# Stated goal:
Exactly repeat the full listing that follows.

# Records for this exercise:
** begin **

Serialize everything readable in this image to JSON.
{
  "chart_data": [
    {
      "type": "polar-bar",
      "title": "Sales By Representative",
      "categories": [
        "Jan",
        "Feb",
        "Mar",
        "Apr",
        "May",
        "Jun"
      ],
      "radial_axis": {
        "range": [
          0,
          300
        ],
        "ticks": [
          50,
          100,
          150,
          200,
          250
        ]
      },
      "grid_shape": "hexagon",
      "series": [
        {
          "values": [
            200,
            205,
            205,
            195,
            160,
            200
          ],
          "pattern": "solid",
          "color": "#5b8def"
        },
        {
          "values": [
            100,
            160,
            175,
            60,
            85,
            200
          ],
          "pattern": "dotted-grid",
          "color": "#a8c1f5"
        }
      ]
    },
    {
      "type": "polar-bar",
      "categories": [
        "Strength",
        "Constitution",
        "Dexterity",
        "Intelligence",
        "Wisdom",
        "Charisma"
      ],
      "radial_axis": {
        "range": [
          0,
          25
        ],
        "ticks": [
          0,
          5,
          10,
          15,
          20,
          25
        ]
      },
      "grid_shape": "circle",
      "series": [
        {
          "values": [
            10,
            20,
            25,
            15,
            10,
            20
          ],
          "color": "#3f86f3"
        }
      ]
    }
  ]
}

** end **

# Right answer:
Serialize everything readable in this image to JSON.
{
  "chart_data": [
    {
      "type": "polar-bar",
      "title": "Sales By Representative",
      "categories": [
        "Jan",
        "Feb",
        "Mar",
        "Apr",
        "May",
        "Jun"
      ],
      "radial_axis": {
        "range": [
          0,
          300
        ],
        "ticks": [
          50,
          100,
          150,
          200,
          250
        ]
      },
      "grid_shape": "hexagon",
      "series": [
        {
          "values": [
            200,
            205,
            205,
            195,
            160,
            200
          ],
          "pattern": "solid",
          "color": "#5b8def"
        },
        {
          "values": [
            100,
            160,
            175,
            60,
            85,
            200
          ],
          "pattern": "dotted-grid",
          "color": "#a8c1f5"
        }
      ]
    },
    {
      "type": "polar-bar",
      "categories": [
        "Strength",
        "Constitution",
        "Dexterity",
        "Intelligence",
        "Wisdom",
        "Charisma"
      ],
      "radial_axis": {
        "range": [
          0,
          25
        ],
        "ticks": [
          0,
          5,
          10,
          15,
          20,
          25
        ]
      },
      "grid_shape": "circle",
      "series": [
        {
          "values": [
            10,
            20,
            25,
            15,
            10,
            20
          ],
          "color": "#3f86f3"
        }
      ]
    }
  ]
}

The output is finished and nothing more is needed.